• _AVAILABLE DATA_:

**********

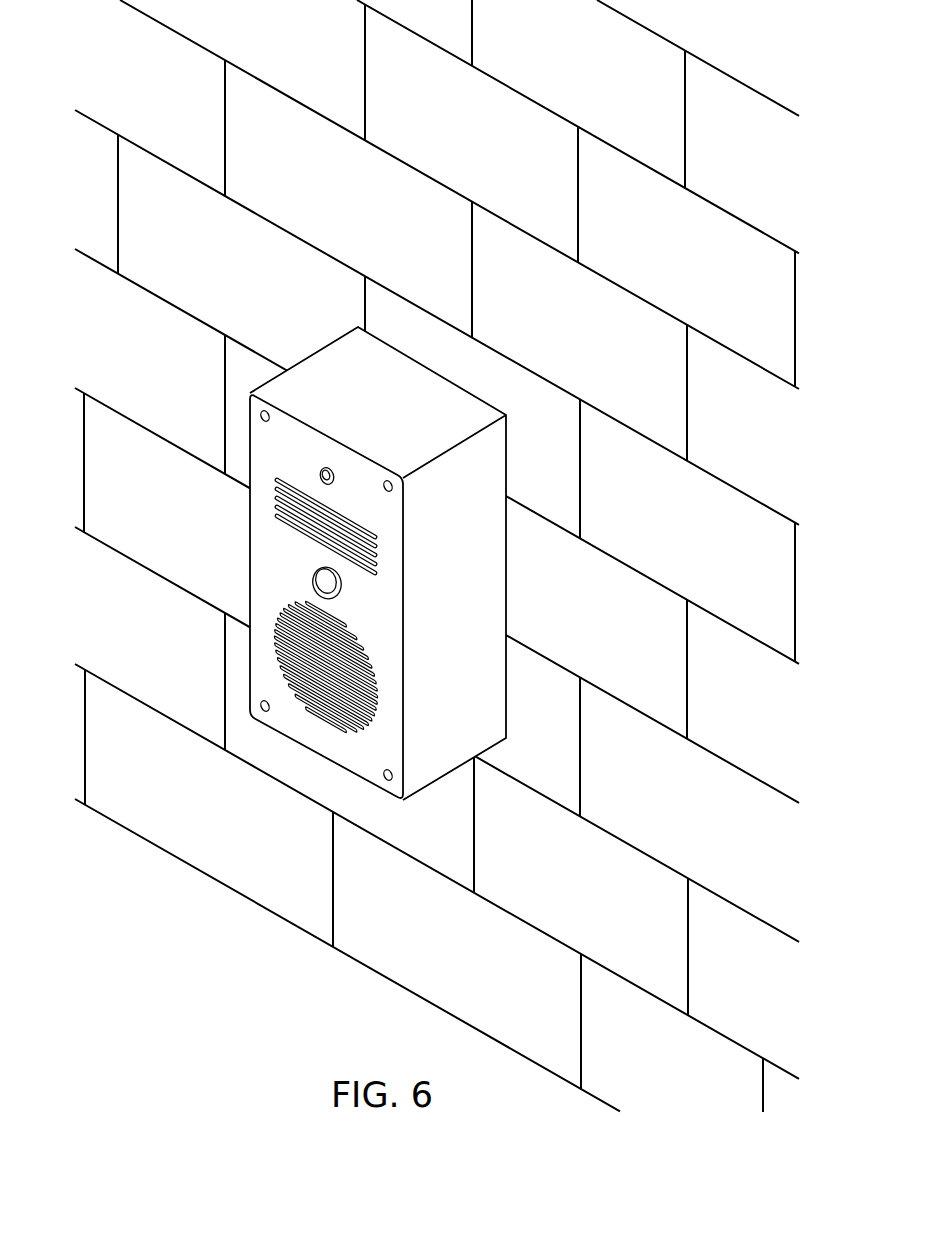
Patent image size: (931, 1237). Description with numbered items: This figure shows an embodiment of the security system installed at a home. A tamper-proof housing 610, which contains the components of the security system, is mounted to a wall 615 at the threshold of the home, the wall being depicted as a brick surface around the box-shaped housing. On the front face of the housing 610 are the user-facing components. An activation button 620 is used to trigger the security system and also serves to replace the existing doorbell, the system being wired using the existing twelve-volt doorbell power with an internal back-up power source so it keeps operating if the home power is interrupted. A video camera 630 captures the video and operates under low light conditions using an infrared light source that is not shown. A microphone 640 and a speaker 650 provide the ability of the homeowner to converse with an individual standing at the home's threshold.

**********

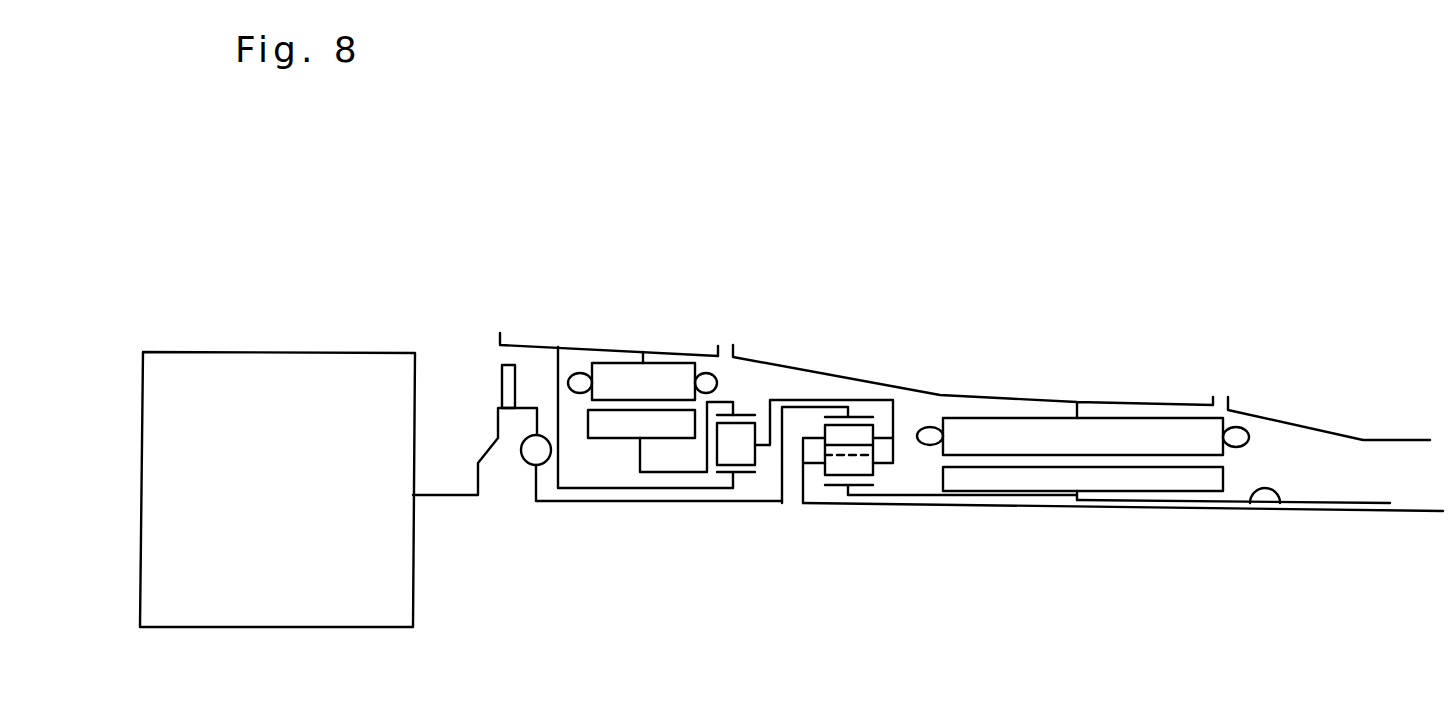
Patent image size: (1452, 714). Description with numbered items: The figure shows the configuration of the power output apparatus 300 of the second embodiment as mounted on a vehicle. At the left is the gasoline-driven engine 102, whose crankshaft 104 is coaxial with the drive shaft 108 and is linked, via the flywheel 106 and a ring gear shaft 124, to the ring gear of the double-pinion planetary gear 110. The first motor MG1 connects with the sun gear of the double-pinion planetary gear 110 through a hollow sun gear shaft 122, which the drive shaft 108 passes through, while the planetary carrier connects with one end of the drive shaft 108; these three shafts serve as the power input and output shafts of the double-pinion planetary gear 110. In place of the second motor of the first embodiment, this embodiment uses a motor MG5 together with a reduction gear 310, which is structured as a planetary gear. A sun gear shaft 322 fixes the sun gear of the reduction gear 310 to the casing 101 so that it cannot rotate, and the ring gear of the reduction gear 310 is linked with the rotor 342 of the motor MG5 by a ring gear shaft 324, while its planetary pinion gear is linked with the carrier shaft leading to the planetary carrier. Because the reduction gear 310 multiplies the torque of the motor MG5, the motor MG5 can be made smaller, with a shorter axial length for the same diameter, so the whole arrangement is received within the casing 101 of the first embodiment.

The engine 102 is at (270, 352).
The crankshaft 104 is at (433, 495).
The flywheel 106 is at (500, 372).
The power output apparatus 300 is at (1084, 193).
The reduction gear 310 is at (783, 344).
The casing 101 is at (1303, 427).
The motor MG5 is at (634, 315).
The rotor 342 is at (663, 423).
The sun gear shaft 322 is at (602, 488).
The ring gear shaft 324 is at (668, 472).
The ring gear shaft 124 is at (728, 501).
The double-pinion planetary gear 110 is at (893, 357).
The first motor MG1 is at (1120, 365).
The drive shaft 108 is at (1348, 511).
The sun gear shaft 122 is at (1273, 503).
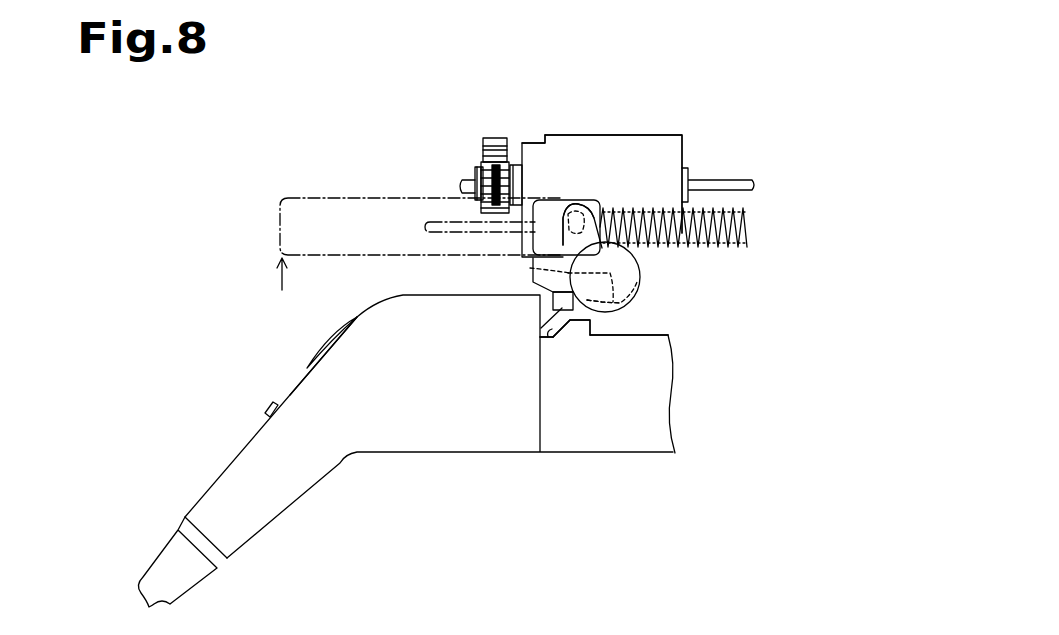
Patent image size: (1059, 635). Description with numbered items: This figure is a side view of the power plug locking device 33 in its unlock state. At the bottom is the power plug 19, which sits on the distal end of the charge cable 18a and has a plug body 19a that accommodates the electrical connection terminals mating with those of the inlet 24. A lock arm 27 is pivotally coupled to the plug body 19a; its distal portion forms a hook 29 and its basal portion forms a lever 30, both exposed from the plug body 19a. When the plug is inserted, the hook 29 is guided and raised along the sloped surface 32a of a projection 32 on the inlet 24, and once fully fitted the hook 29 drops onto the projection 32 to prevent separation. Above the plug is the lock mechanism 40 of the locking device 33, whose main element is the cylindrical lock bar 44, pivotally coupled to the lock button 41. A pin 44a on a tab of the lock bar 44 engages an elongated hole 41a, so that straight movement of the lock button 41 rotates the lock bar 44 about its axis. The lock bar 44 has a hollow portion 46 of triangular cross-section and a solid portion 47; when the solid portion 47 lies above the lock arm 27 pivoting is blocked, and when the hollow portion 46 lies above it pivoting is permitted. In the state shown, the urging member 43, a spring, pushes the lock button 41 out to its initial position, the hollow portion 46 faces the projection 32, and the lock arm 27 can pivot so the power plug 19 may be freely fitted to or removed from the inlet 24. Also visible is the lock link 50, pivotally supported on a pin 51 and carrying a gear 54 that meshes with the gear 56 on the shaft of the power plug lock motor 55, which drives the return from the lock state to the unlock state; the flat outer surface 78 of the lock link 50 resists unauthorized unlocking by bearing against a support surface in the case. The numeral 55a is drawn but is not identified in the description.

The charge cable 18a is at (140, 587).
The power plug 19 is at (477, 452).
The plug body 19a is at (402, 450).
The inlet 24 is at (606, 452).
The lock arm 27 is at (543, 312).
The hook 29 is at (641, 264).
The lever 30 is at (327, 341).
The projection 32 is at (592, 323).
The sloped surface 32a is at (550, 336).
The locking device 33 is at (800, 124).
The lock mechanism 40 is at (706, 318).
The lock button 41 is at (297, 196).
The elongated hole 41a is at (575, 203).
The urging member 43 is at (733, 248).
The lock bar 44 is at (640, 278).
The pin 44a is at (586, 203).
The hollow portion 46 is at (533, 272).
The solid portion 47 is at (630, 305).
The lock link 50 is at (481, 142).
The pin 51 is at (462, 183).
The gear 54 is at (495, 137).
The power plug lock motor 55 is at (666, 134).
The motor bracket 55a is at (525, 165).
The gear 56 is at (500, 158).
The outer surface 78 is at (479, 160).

**********

• _EXERCISE_:
Reproduce verbatim the stretch of the records from the line containing "Patent image size: (1059, 635)." through the line containing "The lock mechanism 40 is at (706, 318).", with both of those lines included.

• _RESULT OF THE EXERCISE_:
Patent image size: (1059, 635). Description with numbered items: This figure is a side view of the power plug locking device 33 in its unlock state. At the bottom is the power plug 19, which sits on the distal end of the charge cable 18a and has a plug body 19a that accommodates the electrical connection terminals mating with those of the inlet 24. A lock arm 27 is pivotally coupled to the plug body 19a; its distal portion forms a hook 29 and its basal portion forms a lever 30, both exposed from the plug body 19a. When the plug is inserted, the hook 29 is guided and raised along the sloped surface 32a of a projection 32 on the inlet 24, and once fully fitted the hook 29 drops onto the projection 32 to prevent separation. Above the plug is the lock mechanism 40 of the locking device 33, whose main element is the cylindrical lock bar 44, pivotally coupled to the lock button 41. A pin 44a on a tab of the lock bar 44 engages an elongated hole 41a, so that straight movement of the lock button 41 rotates the lock bar 44 about its axis. The lock bar 44 has a hollow portion 46 of triangular cross-section and a solid portion 47; when the solid portion 47 lies above the lock arm 27 pivoting is blocked, and when the hollow portion 46 lies above it pivoting is permitted. In the state shown, the urging member 43, a spring, pushes the lock button 41 out to its initial position, the hollow portion 46 faces the projection 32, and the lock arm 27 can pivot so the power plug 19 may be freely fitted to or removed from the inlet 24. Also visible is the lock link 50, pivotally supported on a pin 51 and carrying a gear 54 that meshes with the gear 56 on the shaft of the power plug lock motor 55, which drives the return from the lock state to the unlock state; the flat outer surface 78 of the lock link 50 resists unauthorized unlocking by bearing against a support surface in the case. The numeral 55a is drawn but is not identified in the description.

The charge cable 18a is at (140, 587).
The power plug 19 is at (477, 452).
The plug body 19a is at (402, 450).
The inlet 24 is at (606, 452).
The lock arm 27 is at (543, 312).
The hook 29 is at (641, 264).
The lever 30 is at (327, 341).
The projection 32 is at (592, 323).
The sloped surface 32a is at (550, 336).
The locking device 33 is at (800, 124).
The lock mechanism 40 is at (706, 318).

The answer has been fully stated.